DATA START

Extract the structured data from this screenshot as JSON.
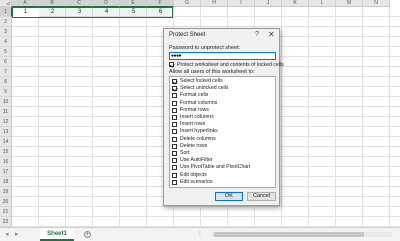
{
  "grid": {
    "columns": [
      "A",
      "B",
      "C",
      "D",
      "E",
      "F",
      "G",
      "H",
      "I",
      "J",
      "K",
      "L",
      "M",
      "N"
    ],
    "rows": [
      "1",
      "2",
      "3",
      "4",
      "5",
      "6",
      "7",
      "8",
      "9",
      "10",
      "11",
      "12",
      "13",
      "14",
      "15",
      "16",
      "17",
      "18",
      "19",
      "20",
      "21",
      "22"
    ],
    "row1_values": [
      "1",
      "2",
      "3",
      "4",
      "5",
      "6"
    ]
  },
  "sheetbar": {
    "prev_icon": "◂",
    "next_icon": "▸",
    "sheet_tab": "Sheet1",
    "add_icon": "+",
    "dots": "⋮"
  },
  "dialog": {
    "title": "Protect Sheet",
    "help_icon": "?",
    "close_icon": "✕",
    "password_label": "Password to unprotect sheet:",
    "password_value": "●●●●",
    "protect_checkbox_label": "Protect worksheet and contents of locked cells",
    "protect_checked": true,
    "allow_label": "Allow all users of this worksheet to:",
    "permissions": [
      {
        "label": "Select locked cells",
        "checked": true
      },
      {
        "label": "Select unlocked cells",
        "checked": true
      },
      {
        "label": "Format cells",
        "checked": false
      },
      {
        "label": "Format columns",
        "checked": false
      },
      {
        "label": "Format rows",
        "checked": false
      },
      {
        "label": "Insert columns",
        "checked": false
      },
      {
        "label": "Insert rows",
        "checked": false
      },
      {
        "label": "Insert hyperlinks",
        "checked": false
      },
      {
        "label": "Delete columns",
        "checked": false
      },
      {
        "label": "Delete rows",
        "checked": false
      },
      {
        "label": "Sort",
        "checked": false
      },
      {
        "label": "Use AutoFilter",
        "checked": false
      },
      {
        "label": "Use PivotTable and PivotChart",
        "checked": false
      },
      {
        "label": "Edit objects",
        "checked": false
      },
      {
        "label": "Edit scenarios",
        "checked": false
      }
    ],
    "ok_label": "OK",
    "cancel_label": "Cancel"
  },
  "colors": {
    "accent": "#217346",
    "focus": "#0078d7"
  }
}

DATA END

WORK ORDER: Each line of the records that contains the string "worksheet" must be copied.

RESULT:
    "protect_checkbox_label": "Protect worksheet and contents of locked cells",
    "allow_label": "Allow all users of this worksheet to:",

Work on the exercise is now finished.